[Figure dataset records]
↓↓↓

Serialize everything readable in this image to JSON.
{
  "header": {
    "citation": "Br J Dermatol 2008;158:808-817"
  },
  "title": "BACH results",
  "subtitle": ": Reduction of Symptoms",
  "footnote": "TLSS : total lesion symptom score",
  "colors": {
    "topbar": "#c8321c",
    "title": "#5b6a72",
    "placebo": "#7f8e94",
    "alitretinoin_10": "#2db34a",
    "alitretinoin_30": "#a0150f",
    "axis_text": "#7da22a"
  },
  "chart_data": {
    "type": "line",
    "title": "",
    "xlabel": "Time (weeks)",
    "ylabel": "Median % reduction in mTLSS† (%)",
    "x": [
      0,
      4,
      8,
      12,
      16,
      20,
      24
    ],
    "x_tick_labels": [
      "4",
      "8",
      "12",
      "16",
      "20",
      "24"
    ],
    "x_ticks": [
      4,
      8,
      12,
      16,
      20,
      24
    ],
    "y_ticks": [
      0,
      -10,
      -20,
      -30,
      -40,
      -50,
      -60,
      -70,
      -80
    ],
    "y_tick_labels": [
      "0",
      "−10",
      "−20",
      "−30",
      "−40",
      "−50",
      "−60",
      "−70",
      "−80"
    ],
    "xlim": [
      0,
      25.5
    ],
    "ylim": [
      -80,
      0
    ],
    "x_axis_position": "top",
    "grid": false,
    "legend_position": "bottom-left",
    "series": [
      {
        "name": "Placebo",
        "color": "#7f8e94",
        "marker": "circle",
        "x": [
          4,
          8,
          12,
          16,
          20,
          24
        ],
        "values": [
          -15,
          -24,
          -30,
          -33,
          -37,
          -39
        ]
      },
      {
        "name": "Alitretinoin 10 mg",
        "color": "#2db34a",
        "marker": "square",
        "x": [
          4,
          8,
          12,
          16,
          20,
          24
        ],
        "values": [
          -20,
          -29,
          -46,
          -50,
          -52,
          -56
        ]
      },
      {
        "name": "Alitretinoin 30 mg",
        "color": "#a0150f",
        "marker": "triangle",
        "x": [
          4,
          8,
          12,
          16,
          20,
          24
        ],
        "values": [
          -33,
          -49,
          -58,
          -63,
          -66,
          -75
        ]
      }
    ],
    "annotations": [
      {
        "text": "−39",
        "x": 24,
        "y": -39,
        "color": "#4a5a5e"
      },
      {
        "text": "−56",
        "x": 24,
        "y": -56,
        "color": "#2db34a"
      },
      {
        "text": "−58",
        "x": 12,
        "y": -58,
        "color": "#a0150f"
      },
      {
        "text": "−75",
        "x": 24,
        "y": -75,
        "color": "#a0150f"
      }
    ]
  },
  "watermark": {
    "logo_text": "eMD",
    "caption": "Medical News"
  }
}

↑↑↑

■ Directive:
Among the lines of the listing, how many hold the string "name"? Respond with only the number.

■ Result:
3